===== SOURCE MATERIAL

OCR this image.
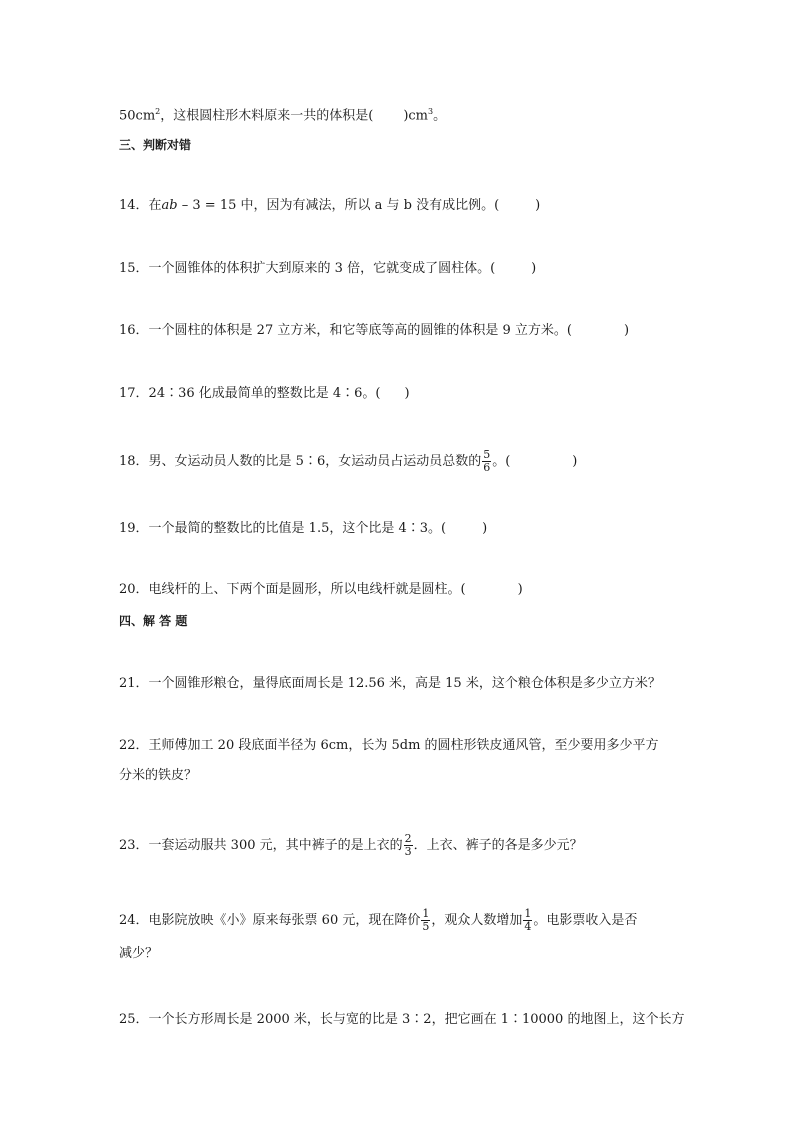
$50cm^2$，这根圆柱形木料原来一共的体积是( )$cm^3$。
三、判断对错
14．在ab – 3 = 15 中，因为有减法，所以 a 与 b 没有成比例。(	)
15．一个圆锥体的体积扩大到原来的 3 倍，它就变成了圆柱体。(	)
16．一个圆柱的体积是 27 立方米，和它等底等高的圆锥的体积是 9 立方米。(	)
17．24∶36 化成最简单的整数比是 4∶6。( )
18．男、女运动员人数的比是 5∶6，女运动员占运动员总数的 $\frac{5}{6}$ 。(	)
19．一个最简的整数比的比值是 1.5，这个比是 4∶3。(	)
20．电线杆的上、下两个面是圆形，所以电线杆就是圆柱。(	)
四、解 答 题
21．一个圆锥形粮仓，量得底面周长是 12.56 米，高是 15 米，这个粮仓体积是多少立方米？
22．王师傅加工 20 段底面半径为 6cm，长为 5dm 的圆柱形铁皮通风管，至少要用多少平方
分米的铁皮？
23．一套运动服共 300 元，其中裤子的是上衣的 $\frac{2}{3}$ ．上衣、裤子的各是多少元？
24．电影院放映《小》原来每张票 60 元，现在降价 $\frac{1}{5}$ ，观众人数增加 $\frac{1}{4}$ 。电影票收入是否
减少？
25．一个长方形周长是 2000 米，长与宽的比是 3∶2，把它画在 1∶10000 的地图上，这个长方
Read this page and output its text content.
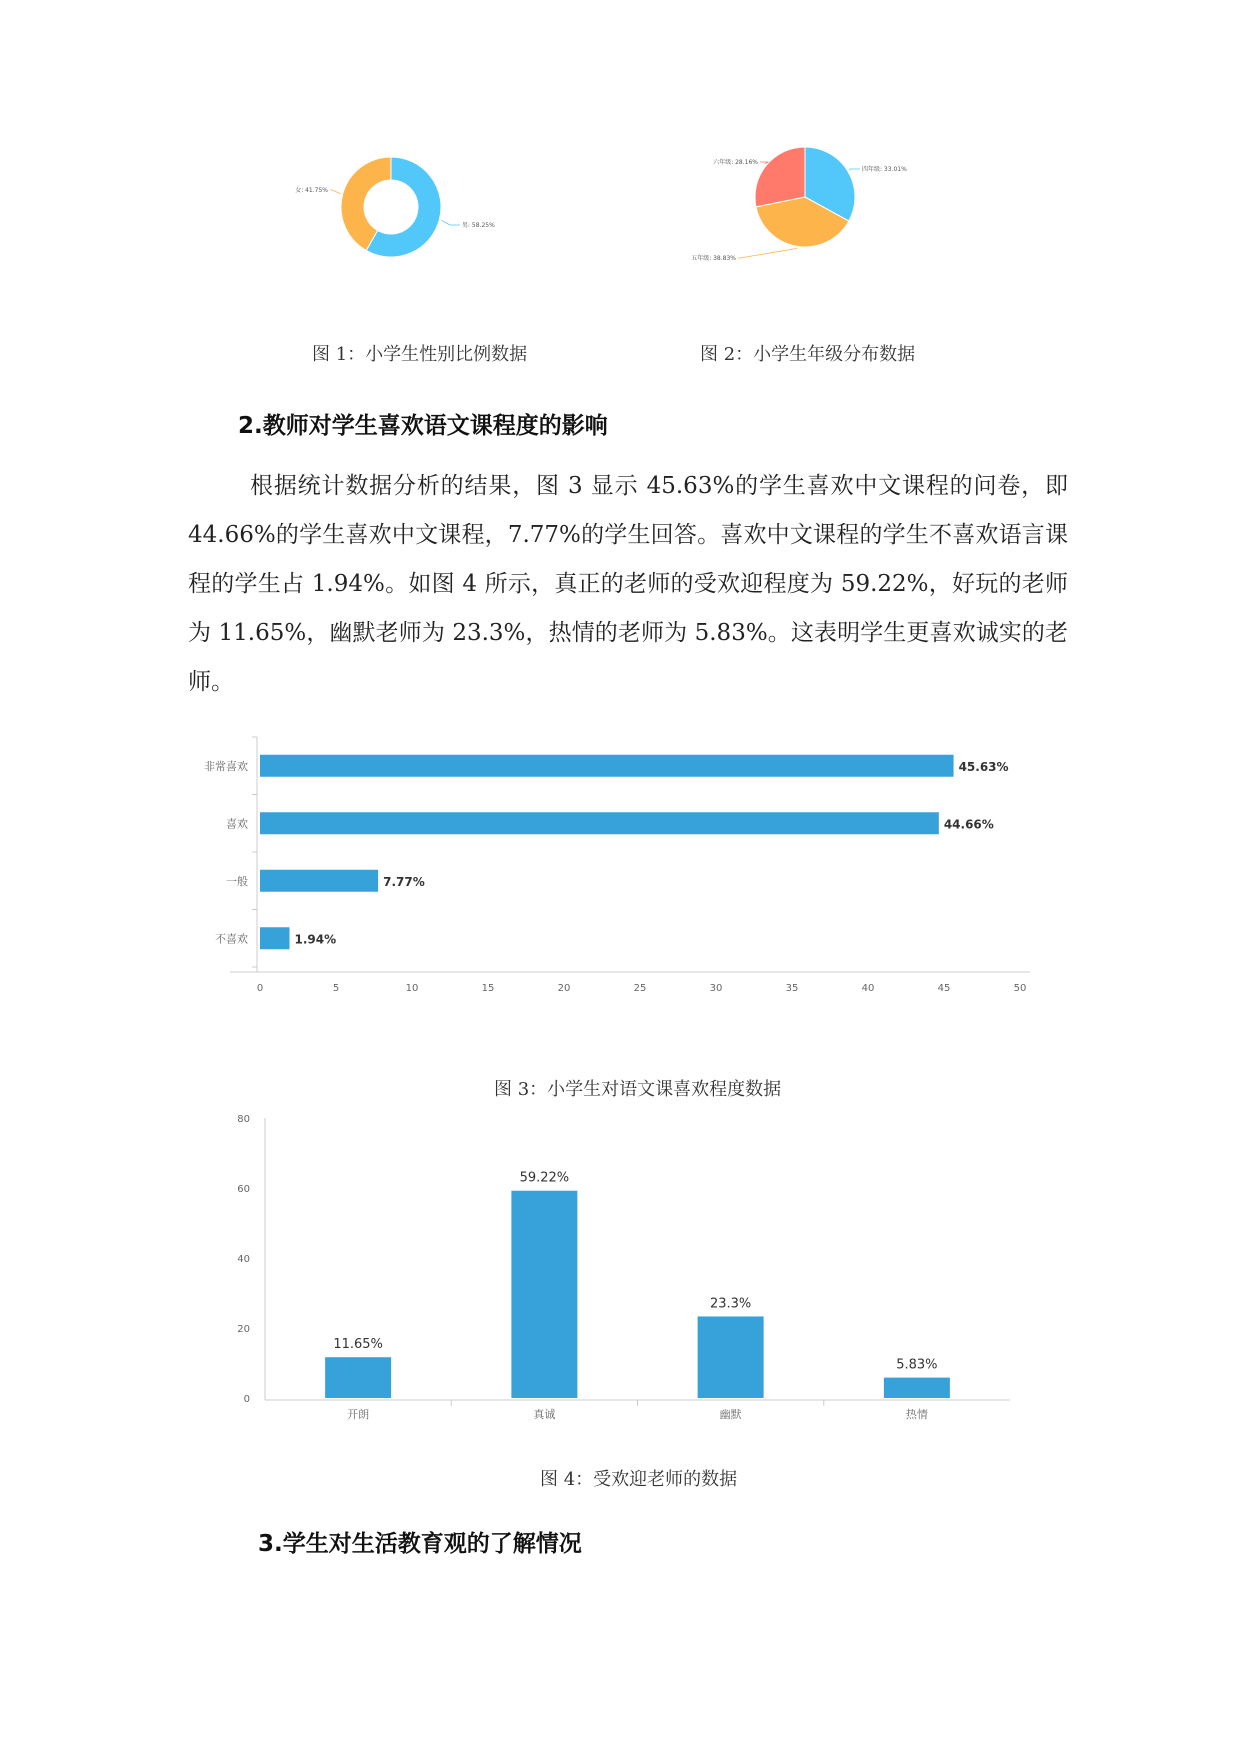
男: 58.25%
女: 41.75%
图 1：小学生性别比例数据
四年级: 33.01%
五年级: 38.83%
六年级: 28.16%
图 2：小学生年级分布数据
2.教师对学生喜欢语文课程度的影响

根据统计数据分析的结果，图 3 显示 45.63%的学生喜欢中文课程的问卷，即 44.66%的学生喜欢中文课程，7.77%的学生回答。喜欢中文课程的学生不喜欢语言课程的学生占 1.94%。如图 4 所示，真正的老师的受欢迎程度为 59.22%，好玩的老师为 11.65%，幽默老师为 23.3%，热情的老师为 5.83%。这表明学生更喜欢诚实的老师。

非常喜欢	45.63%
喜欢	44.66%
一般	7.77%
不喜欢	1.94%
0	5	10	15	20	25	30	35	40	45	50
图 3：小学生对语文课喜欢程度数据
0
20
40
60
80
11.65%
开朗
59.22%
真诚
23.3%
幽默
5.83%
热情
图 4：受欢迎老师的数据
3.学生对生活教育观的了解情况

==========

THE EXERCISE — Your task is to list each line of the records with the word "frac".

EXERCISE RESPONSE —
18．男、女运动员人数的比是 5∶6，女运动员占运动员总数的 $\frac{5}{6}$ 。(	)
23．一套运动服共 300 元，其中裤子的是上衣的 $\frac{2}{3}$ ．上衣、裤子的各是多少元？
24．电影院放映《小》原来每张票 60 元，现在降价 $\frac{1}{5}$ ，观众人数增加 $\frac{1}{4}$ 。电影票收入是否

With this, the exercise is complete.